- **Requirements**
Both the line containing "Output the text content of this document." and the last line of the listing are included: write out exactly the lines from one to the other.

- **Given records**

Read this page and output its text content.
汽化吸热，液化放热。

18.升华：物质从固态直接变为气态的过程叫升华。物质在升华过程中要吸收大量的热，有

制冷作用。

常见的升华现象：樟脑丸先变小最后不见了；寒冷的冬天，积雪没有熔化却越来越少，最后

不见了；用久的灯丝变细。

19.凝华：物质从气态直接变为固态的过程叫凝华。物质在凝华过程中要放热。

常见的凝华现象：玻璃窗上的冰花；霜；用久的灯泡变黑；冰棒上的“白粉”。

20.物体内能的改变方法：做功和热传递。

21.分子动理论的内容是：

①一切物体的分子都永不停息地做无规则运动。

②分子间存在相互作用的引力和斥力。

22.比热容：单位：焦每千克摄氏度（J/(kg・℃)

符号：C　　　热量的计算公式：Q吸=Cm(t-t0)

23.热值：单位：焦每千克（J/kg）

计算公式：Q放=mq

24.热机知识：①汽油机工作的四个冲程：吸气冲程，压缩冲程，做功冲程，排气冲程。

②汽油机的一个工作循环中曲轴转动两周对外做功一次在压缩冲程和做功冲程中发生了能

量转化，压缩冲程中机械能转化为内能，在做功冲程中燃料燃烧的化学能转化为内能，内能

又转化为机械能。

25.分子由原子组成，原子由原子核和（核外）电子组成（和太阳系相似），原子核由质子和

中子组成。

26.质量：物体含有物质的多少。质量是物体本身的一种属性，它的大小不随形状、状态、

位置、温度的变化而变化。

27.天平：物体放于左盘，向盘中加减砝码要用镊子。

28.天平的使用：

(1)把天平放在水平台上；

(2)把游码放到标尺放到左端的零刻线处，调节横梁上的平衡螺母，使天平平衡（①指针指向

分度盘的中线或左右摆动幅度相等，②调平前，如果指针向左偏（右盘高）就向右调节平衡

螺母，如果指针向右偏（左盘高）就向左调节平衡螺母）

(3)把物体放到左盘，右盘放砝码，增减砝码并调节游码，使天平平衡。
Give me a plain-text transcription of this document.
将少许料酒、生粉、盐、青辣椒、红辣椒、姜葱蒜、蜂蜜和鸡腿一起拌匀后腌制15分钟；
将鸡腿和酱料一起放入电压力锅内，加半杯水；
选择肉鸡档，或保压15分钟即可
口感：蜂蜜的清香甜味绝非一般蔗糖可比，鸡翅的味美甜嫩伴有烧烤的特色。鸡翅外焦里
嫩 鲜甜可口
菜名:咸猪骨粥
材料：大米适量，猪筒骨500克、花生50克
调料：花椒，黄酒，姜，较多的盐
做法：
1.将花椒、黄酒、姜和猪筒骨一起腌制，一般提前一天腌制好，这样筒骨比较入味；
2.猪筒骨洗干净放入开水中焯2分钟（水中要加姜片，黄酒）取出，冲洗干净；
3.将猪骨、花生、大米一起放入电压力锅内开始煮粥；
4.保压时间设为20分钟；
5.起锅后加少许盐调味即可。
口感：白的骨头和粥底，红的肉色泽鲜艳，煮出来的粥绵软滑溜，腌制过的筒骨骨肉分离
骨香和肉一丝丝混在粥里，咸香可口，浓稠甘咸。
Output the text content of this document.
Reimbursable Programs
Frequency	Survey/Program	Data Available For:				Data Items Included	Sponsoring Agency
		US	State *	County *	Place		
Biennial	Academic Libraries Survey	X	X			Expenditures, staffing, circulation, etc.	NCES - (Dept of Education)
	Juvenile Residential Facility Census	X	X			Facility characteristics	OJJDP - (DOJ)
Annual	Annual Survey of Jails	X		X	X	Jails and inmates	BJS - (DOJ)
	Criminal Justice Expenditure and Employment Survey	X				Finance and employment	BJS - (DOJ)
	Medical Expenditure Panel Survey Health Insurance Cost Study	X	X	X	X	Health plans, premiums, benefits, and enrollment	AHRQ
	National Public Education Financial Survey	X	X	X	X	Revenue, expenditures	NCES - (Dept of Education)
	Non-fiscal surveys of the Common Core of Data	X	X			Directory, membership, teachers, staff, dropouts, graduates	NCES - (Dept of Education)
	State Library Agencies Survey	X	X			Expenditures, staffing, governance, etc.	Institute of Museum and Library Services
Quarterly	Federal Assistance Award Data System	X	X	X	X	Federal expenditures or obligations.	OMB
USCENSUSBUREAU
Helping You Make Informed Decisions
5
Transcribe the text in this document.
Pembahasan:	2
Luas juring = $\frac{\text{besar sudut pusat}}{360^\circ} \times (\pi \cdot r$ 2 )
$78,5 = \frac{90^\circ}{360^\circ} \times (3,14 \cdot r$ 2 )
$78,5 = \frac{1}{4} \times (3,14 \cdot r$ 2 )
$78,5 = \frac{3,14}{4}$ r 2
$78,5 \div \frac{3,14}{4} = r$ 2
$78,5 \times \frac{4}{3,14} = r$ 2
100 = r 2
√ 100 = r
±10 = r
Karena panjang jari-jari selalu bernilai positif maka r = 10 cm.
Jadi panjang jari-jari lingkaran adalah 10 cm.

- **The result**
Output the text content of this document.
Reimbursable Programs
Frequency	Survey/Program	Data Available For:				Data Items Included	Sponsoring Agency
		US	State *	County *	Place		
Biennial	Academic Libraries Survey	X	X			Expenditures, staffing, circulation, etc.	NCES - (Dept of Education)
	Juvenile Residential Facility Census	X	X			Facility characteristics	OJJDP - (DOJ)
Annual	Annual Survey of Jails	X		X	X	Jails and inmates	BJS - (DOJ)
	Criminal Justice Expenditure and Employment Survey	X				Finance and employment	BJS - (DOJ)
	Medical Expenditure Panel Survey Health Insurance Cost Study	X	X	X	X	Health plans, premiums, benefits, and enrollment	AHRQ
	National Public Education Financial Survey	X	X	X	X	Revenue, expenditures	NCES - (Dept of Education)
	Non-fiscal surveys of the Common Core of Data	X	X			Directory, membership, teachers, staff, dropouts, graduates	NCES - (Dept of Education)
	State Library Agencies Survey	X	X			Expenditures, staffing, governance, etc.	Institute of Museum and Library Services
Quarterly	Federal Assistance Award Data System	X	X	X	X	Federal expenditures or obligations.	OMB
USCENSUSBUREAU
Helping You Make Informed Decisions
5
Transcribe the text in this document.
Pembahasan:	2
Luas juring = $\frac{\text{besar sudut pusat}}{360^\circ} \times (\pi \cdot r$ 2 )
$78,5 = \frac{90^\circ}{360^\circ} \times (3,14 \cdot r$ 2 )
$78,5 = \frac{1}{4} \times (3,14 \cdot r$ 2 )
$78,5 = \frac{3,14}{4}$ r 2
$78,5 \div \frac{3,14}{4} = r$ 2
$78,5 \times \frac{4}{3,14} = r$ 2
100 = r 2
√ 100 = r
±10 = r
Karena panjang jari-jari selalu bernilai positif maka r = 10 cm.
Jadi panjang jari-jari lingkaran adalah 10 cm.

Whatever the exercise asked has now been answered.